··· Recorded information

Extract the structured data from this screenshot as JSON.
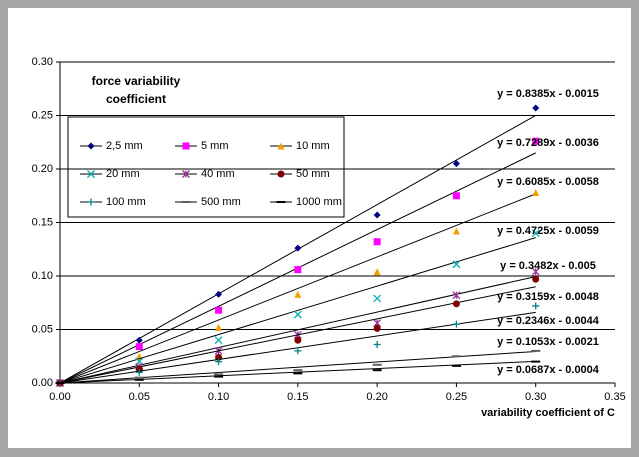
{
  "chart_data": {
    "type": "scatter",
    "title": "force variability coefficient",
    "x_label": "variability coefficient of C",
    "x": [
      0,
      0.05,
      0.1,
      0.15,
      0.2,
      0.25,
      0.3
    ],
    "xlim": [
      0,
      0.35
    ],
    "xticks": [
      {
        "value": 0,
        "label": "0.00"
      },
      {
        "value": 0.05,
        "label": "0.05"
      },
      {
        "value": 0.1,
        "label": "0.10"
      },
      {
        "value": 0.15,
        "label": "0.15"
      },
      {
        "value": 0.2,
        "label": "0.20"
      },
      {
        "value": 0.25,
        "label": "0.25"
      },
      {
        "value": 0.3,
        "label": "0.30"
      },
      {
        "value": 0.35,
        "label": "0.35"
      }
    ],
    "ylim": [
      0,
      0.3
    ],
    "yticks": [
      {
        "value": 0,
        "label": "0.00"
      },
      {
        "value": 0.05,
        "label": "0.05"
      },
      {
        "value": 0.1,
        "label": "0.10"
      },
      {
        "value": 0.15,
        "label": "0.15"
      },
      {
        "value": 0.2,
        "label": "0.20"
      },
      {
        "value": 0.25,
        "label": "0.25"
      },
      {
        "value": 0.3,
        "label": "0.30"
      }
    ],
    "grid": true,
    "series": [
      {
        "name": "2,5 mm",
        "color": "#000080",
        "marker": "diamond",
        "values": [
          0,
          0.04,
          0.083,
          0.126,
          0.157,
          0.205,
          0.257
        ],
        "trend": {
          "slope": 0.8385,
          "intercept": -0.0015,
          "label": "y = 0.8385x - 0.0015"
        }
      },
      {
        "name": "5 mm",
        "color": "#ff00ff",
        "marker": "square",
        "values": [
          0,
          0.034,
          0.068,
          0.106,
          0.132,
          0.175,
          0.226
        ],
        "trend": {
          "slope": 0.7289,
          "intercept": -0.0036,
          "label": "y = 0.7289x - 0.0036"
        }
      },
      {
        "name": "10 mm",
        "color": "#f0a000",
        "marker": "triangle",
        "values": [
          0,
          0.025,
          0.052,
          0.083,
          0.104,
          0.142,
          0.178
        ],
        "trend": {
          "slope": 0.6085,
          "intercept": -0.0058,
          "label": "y = 0.6085x - 0.0058"
        }
      },
      {
        "name": "20 mm",
        "color": "#00b0b0",
        "marker": "x",
        "values": [
          0,
          0.02,
          0.04,
          0.064,
          0.079,
          0.111,
          0.14
        ],
        "trend": {
          "slope": 0.4725,
          "intercept": -0.0059,
          "label": "y = 0.4725x - 0.0059"
        }
      },
      {
        "name": "40 mm",
        "color": "#993399",
        "marker": "star",
        "values": [
          0,
          0.015,
          0.03,
          0.045,
          0.056,
          0.082,
          0.104
        ],
        "trend": {
          "slope": 0.3482,
          "intercept": -0.005,
          "label": "y = 0.3482x - 0.005"
        }
      },
      {
        "name": "50 mm",
        "color": "#800000",
        "marker": "circle",
        "values": [
          0,
          0.013,
          0.024,
          0.04,
          0.051,
          0.074,
          0.097
        ],
        "trend": {
          "slope": 0.3159,
          "intercept": -0.0048,
          "label": "y = 0.3159x - 0.0048"
        }
      },
      {
        "name": "100 mm",
        "color": "#008080",
        "marker": "plus",
        "values": [
          0,
          0.01,
          0.02,
          0.03,
          0.036,
          0.055,
          0.072
        ],
        "trend": {
          "slope": 0.2346,
          "intercept": -0.0044,
          "label": "y = 0.2346x - 0.0044"
        }
      },
      {
        "name": "500 mm",
        "color": "#606060",
        "marker": "dash",
        "values": [
          0,
          0.005,
          0.008,
          0.012,
          0.017,
          0.025,
          0.03
        ],
        "trend": {
          "slope": 0.1053,
          "intercept": -0.0021,
          "label": "y = 0.1053x - 0.0021"
        }
      },
      {
        "name": "1000 mm",
        "color": "#000000",
        "marker": "dash",
        "values": [
          0,
          0.003,
          0.006,
          0.009,
          0.012,
          0.016,
          0.02
        ],
        "trend": {
          "slope": 0.0687,
          "intercept": -0.0004,
          "label": "y = 0.0687x - 0.0004"
        }
      }
    ]
  }
}
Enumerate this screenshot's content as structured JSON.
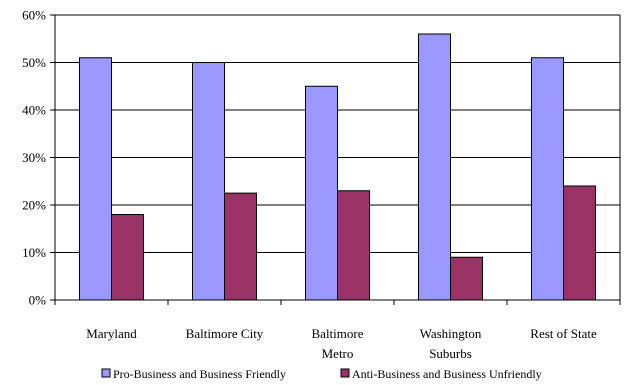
{
  "chart_data": {
    "type": "bar",
    "categories": [
      [
        "Maryland"
      ],
      [
        "Baltimore City"
      ],
      [
        "Baltimore",
        "Metro"
      ],
      [
        "Washington",
        "Suburbs"
      ],
      [
        "Rest of State"
      ]
    ],
    "series": [
      {
        "name": "Pro-Business and Business Friendly",
        "color": "#9999ff",
        "values": [
          51,
          50,
          45,
          56,
          51
        ]
      },
      {
        "name": "Anti-Business and Business Unfriendly",
        "color": "#993366",
        "values": [
          18,
          22.5,
          23,
          9,
          24
        ]
      }
    ],
    "ylim": [
      0,
      60
    ],
    "yticks": [
      0,
      10,
      20,
      30,
      40,
      50,
      60
    ],
    "ytick_labels": [
      "0%",
      "10%",
      "20%",
      "30%",
      "40%",
      "50%",
      "60%"
    ],
    "grid": true,
    "legend": "bottom",
    "title": "",
    "xlabel": "",
    "ylabel": ""
  }
}
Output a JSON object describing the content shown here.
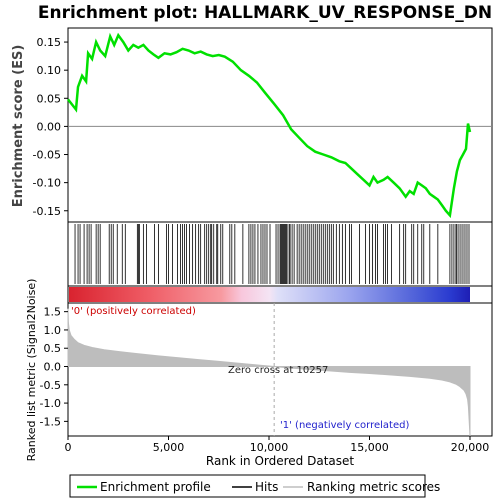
{
  "title": "Enrichment plot: HALLMARK_UV_RESPONSE_DN",
  "colors": {
    "es_line": "#00e000",
    "hits": "#000000",
    "metric_fill": "#bdbdbd",
    "zero_line": "#aaaaaa",
    "pos_label": "#cc0000",
    "neg_label": "#2222cc"
  },
  "chart_data": [
    {
      "type": "line",
      "name": "enrichment-profile",
      "ylabel": "Enrichment score (ES)",
      "xlim": [
        0,
        20000
      ],
      "ylim": [
        -0.17,
        0.175
      ],
      "yticks": [
        0.15,
        0.1,
        0.05,
        0.0,
        -0.05,
        -0.1,
        -0.15
      ],
      "ytick_labels": [
        "0.15",
        "0.10",
        "0.05",
        "0.00",
        "-0.05",
        "-0.10",
        "-0.15"
      ],
      "series": [
        {
          "x": [
            0,
            400,
            500,
            700,
            900,
            1000,
            1200,
            1400,
            1600,
            1850,
            2100,
            2300,
            2500,
            2750,
            3000,
            3250,
            3500,
            3750,
            4000,
            4250,
            4500,
            4800,
            5100,
            5400,
            5700,
            6000,
            6300,
            6600,
            6900,
            7200,
            7500,
            7800,
            8200,
            8600,
            9000,
            9400,
            9800,
            10257,
            10700,
            11100,
            11500,
            11900,
            12300,
            12700,
            13100,
            13500,
            13800,
            14100,
            14400,
            14700,
            15000,
            15200,
            15400,
            15700,
            15900,
            16200,
            16500,
            16800,
            17000,
            17200,
            17400,
            17600,
            17800,
            18000,
            18200,
            18400,
            18600,
            18800,
            19000,
            19200,
            19350,
            19500,
            19650,
            19800,
            19900,
            20000
          ],
          "y": [
            0.048,
            0.03,
            0.07,
            0.09,
            0.08,
            0.13,
            0.12,
            0.15,
            0.135,
            0.125,
            0.16,
            0.145,
            0.162,
            0.15,
            0.135,
            0.145,
            0.14,
            0.145,
            0.135,
            0.128,
            0.122,
            0.13,
            0.128,
            0.132,
            0.138,
            0.135,
            0.13,
            0.133,
            0.128,
            0.125,
            0.127,
            0.124,
            0.115,
            0.1,
            0.09,
            0.078,
            0.06,
            0.04,
            0.02,
            -0.005,
            -0.02,
            -0.035,
            -0.045,
            -0.05,
            -0.055,
            -0.062,
            -0.065,
            -0.075,
            -0.085,
            -0.095,
            -0.105,
            -0.09,
            -0.1,
            -0.095,
            -0.09,
            -0.1,
            -0.11,
            -0.125,
            -0.115,
            -0.12,
            -0.1,
            -0.105,
            -0.11,
            -0.12,
            -0.125,
            -0.13,
            -0.14,
            -0.15,
            -0.158,
            -0.11,
            -0.08,
            -0.06,
            -0.05,
            -0.04,
            0.005,
            -0.01
          ]
        }
      ]
    },
    {
      "type": "table",
      "name": "hits",
      "hit_positions": [
        350,
        500,
        600,
        800,
        950,
        1050,
        1150,
        1400,
        1500,
        1600,
        2050,
        2150,
        2250,
        2450,
        2700,
        2850,
        3450,
        3500,
        3550,
        3750,
        3900,
        4300,
        4500,
        4900,
        5000,
        5200,
        5450,
        5600,
        5700,
        5800,
        5900,
        6050,
        6200,
        6350,
        6500,
        6600,
        6800,
        6900,
        7000,
        7100,
        7150,
        7250,
        7400,
        7450,
        7600,
        7700,
        8050,
        8150,
        8300,
        8700,
        9000,
        9100,
        9200,
        9300,
        9450,
        9600,
        9700,
        9800,
        9900,
        10050,
        10350,
        10450,
        10550,
        10600,
        10650,
        10700,
        10750,
        10800,
        10850,
        10900,
        11000,
        11050,
        11150,
        11250,
        11400,
        11500,
        11600,
        11700,
        11800,
        11900,
        12000,
        12100,
        12200,
        12300,
        12400,
        12500,
        12600,
        12700,
        12800,
        12900,
        13000,
        13100,
        13200,
        13350,
        13500,
        13650,
        13800,
        14000,
        14100,
        14500,
        14800,
        15000,
        15150,
        15300,
        15400,
        15700,
        15800,
        15900,
        16100,
        16500,
        16700,
        16800,
        17100,
        17200,
        17400,
        17600,
        17700,
        18000,
        18400,
        19000,
        19100,
        19200,
        19300,
        19350,
        19450,
        19550,
        19650,
        19750,
        19850,
        19950
      ]
    },
    {
      "type": "area",
      "name": "ranking-metric",
      "ylabel": "Ranked list metric (Signal2Noise)",
      "xlabel": "Rank in Ordered Dataset",
      "xlim": [
        0,
        20000
      ],
      "ylim": [
        -1.9,
        1.6
      ],
      "yticks": [
        1.5,
        1.0,
        0.5,
        0.0,
        -0.5,
        -1.0,
        -1.5
      ],
      "ytick_labels": [
        "1.5",
        "1.0",
        "0.5",
        "0.0",
        "-0.5",
        "-1.0",
        "-1.5"
      ],
      "xticks": [
        0,
        5000,
        10000,
        15000,
        20000
      ],
      "xtick_labels": [
        "0",
        "5,000",
        "10,000",
        "15,000",
        "20,000"
      ],
      "x": [
        0,
        20,
        60,
        150,
        300,
        500,
        800,
        1200,
        1800,
        2500,
        3500,
        4500,
        5500,
        6500,
        7500,
        8500,
        9500,
        10257,
        11000,
        12000,
        13000,
        14000,
        15000,
        16000,
        17000,
        18000,
        18600,
        19000,
        19300,
        19500,
        19700,
        19800,
        19880,
        19920,
        19960,
        20000
      ],
      "values": [
        1.58,
        1.2,
        1.0,
        0.85,
        0.75,
        0.65,
        0.58,
        0.52,
        0.46,
        0.41,
        0.35,
        0.29,
        0.24,
        0.19,
        0.14,
        0.09,
        0.04,
        0.0,
        -0.04,
        -0.08,
        -0.12,
        -0.16,
        -0.19,
        -0.23,
        -0.27,
        -0.32,
        -0.37,
        -0.42,
        -0.48,
        -0.55,
        -0.65,
        -0.75,
        -0.9,
        -1.1,
        -1.5,
        -1.9
      ],
      "zero_cross_label": "Zero cross at 10257",
      "pos_label": "'0' (positively correlated)",
      "neg_label": "'1' (negatively correlated)"
    }
  ],
  "legend": {
    "items": [
      {
        "label": "Enrichment profile",
        "color": "#00e000"
      },
      {
        "label": "Hits",
        "color": "#000000"
      },
      {
        "label": "Ranking metric scores",
        "color": "#bdbdbd"
      }
    ]
  }
}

······

-- Written exercise --
Copy out every line in the listing where the word "ylabel" appears.

-- Solution --
    "ylabel": ""
      "ylabel": "Enrichment score (ES)",
      "ylabel": "Ranked list metric (Signal2Noise)",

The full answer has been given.